llm-0.12.1.tar.lz2024-Mar-2245.5 KiB
llm-0.12.0.tar.lz2024-Mar-1745.4 KiB
llm-0.10.0.tar.lz2024-Mar-0244.2 KiB
llm-0.9.1.tar.lz2024-Feb-0435.6 KiB
llm-0.9.0.tar.lz2024-Jan-2135.3 KiB
llm-0.8.0.tar.lz2023-Dec-3034.2 KiB
llm-0.7.0.tar.lz2023-Dec-1831.9 KiB
llm-0.6.0.tar.lz2023-Dec-0931.6 KiB
llm-0.5.2.tar.lz2023-Nov-0530.2 KiB
llm-0.5.1.tar.lz2023-Nov-0129.5 KiB
llm-0.5.0.tar.lz2023-Oct-2628.7 KiB
llm-0.4.0.tar.lz2023-Oct-1426.1 KiB
llm-0.3.0.tar.lz2023-Oct-0224.3 KiB
llm-0.2.1.tar.lz2023-Oct-0122.4 KiB
llm-0.2.tar.lz2023-Sep-3022.0 KiB
llm-0.1.1.tar.lz2023-Sep-2121.3 KiB

News

1. Verson 0.12.3

  • Refactor of warn-non-nonfree methods.
  • Add non-free warnings for Gemini and Claude.

2. Version 0.12.2

  • Send connection issues to error callbacks, and fix an error handling issue in Ollama.
  • Fix issue where, in some cases, streaming does not work the first time attempted.

3. Version 0.12.1

  • Fix issue in llm-ollama with not using provider host for sync embeddings.
  • Fix issue in llm-openai where were incompatible with some Open AI-compatible backends due to assumptions about inconsequential JSON details.

4. Version 0.12.0

  • Add provider llm-claude, for Anthropic's Claude.

5. Version 0.11.0

  • Introduce function calling, now available only in Open AI and Gemini.
  • Introduce llm-capabilities, which returns a list of extra capabilities for each backend.
  • Fix issue with logging when we weren't supposed to.

6. Version 0.10.0

  • Introduce llm logging (for help with developing against llm), set llm-log to non-nil to enable logging of all interactions with the llm package.
  • Change the default interaction with ollama to one more suited for converesations (thanks to Thomas Allen).

• _QUESTIONS ON THE MATERIAL_
a) List every version number that has its own numbered heading in the News section of the release notes.
b) Transcribe the portion of the release notes starting at "2. Version 0.12.2" and ending at "inconsequential JSON details.".

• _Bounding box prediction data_

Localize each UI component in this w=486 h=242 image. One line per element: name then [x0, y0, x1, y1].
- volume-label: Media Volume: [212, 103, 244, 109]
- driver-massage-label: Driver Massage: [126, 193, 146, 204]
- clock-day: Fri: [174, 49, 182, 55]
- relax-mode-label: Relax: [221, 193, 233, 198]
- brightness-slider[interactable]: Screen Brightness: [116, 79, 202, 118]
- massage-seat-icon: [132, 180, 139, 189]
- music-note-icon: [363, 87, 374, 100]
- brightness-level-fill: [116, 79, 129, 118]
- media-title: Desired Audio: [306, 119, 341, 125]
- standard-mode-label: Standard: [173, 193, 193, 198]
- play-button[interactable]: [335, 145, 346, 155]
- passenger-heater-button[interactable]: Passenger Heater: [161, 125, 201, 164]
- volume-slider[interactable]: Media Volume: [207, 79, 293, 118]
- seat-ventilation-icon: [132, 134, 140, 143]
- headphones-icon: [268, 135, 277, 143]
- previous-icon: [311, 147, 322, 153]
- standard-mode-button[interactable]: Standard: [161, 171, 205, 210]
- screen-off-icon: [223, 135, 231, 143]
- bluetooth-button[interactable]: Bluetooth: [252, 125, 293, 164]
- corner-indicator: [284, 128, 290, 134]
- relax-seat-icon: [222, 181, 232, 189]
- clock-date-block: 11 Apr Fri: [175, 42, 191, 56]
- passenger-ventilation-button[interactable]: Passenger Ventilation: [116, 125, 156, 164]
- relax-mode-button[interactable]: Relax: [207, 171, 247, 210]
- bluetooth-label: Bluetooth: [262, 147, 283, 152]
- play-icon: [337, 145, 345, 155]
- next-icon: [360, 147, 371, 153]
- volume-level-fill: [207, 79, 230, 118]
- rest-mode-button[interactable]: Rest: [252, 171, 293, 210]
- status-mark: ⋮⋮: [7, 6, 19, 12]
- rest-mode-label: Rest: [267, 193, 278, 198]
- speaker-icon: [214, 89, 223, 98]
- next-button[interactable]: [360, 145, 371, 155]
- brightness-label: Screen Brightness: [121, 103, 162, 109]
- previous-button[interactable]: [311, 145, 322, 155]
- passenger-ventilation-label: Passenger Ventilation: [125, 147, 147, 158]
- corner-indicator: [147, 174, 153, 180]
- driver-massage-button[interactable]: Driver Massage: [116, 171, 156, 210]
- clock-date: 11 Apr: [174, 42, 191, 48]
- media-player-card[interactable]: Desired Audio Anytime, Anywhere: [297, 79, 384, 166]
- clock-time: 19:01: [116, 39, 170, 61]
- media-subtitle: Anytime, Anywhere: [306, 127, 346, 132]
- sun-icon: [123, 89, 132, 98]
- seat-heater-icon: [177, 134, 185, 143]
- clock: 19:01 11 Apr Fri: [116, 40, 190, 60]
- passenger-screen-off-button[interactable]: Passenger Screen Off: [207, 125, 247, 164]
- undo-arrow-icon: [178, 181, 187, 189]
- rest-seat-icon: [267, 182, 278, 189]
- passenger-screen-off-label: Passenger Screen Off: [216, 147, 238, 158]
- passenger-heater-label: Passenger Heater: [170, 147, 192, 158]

• _REPLIES_
a) 0.12.3, 0.12.2, 0.12.1, 0.12.0, 0.11.0, 0.10.0

b)
2. Version 0.12.2

  • Send connection issues to error callbacks, and fix an error handling issue in Ollama.
  • Fix issue where, in some cases, streaming does not work the first time attempted.

3. Version 0.12.1

  • Fix issue in llm-ollama with not using provider host for sync embeddings.
  • Fix issue in llm-openai where were incompatible with some Open AI-compatible backends due to assumptions about inconsequential JSON details.